>> begin Information provided
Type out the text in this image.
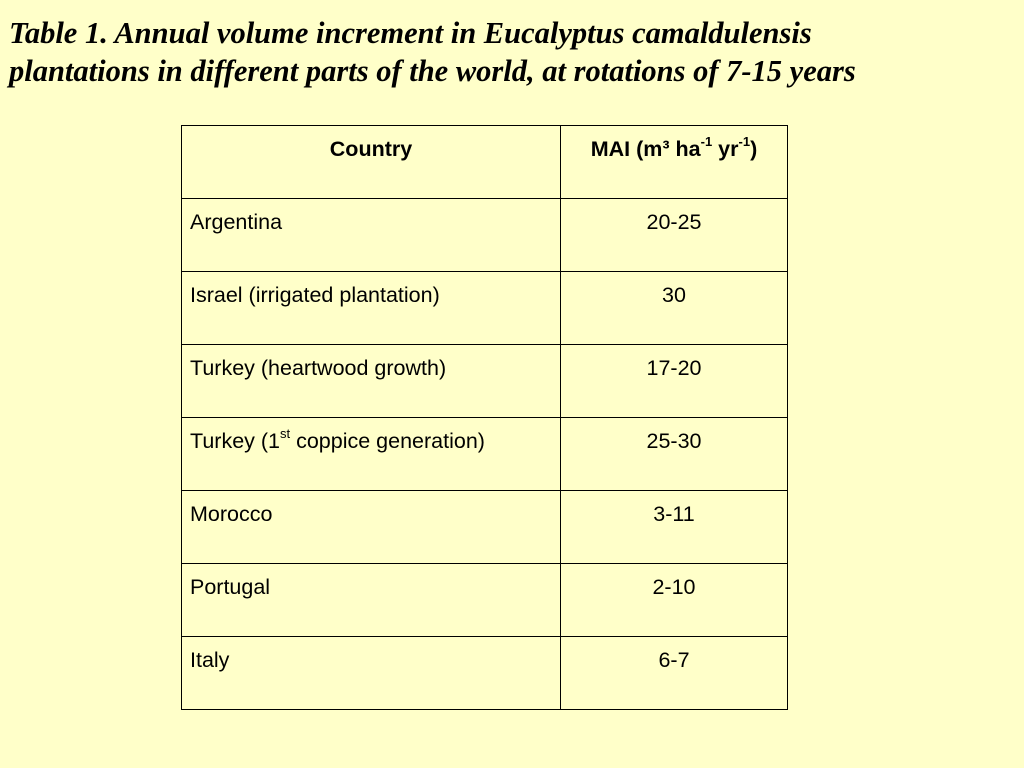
Table 1. Annual volume increment in Eucalyptus camaldulensis
plantations in different parts of the world, at rotations of 7-15 years
Country	MAI (m³ $ha^{-1}$ $yr^{-1}$)
Argentina	20-25
Israel (irrigated plantation)	30
Turkey (heartwood growth)	17-20
Turkey (1st coppice generation)	25-30
Morocco	3-11
Portugal	2-10
Italy	6-7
>> end Information provided
> [Stated exercise]
Make a verbatim copy of all the entries and strip out the pictures.

> [Solution]
Type out the text in this image.
Table 1. Annual volume increment in Eucalyptus camaldulensis
plantations in different parts of the world, at rotations of 7-15 years
Country	MAI (m³ $ha^{-1}$ $yr^{-1}$)
Argentina	20-25
Israel (irrigated plantation)	30
Turkey (heartwood growth)	17-20
Turkey (1st coppice generation)	25-30
Morocco	3-11
Portugal	2-10
Italy	6-7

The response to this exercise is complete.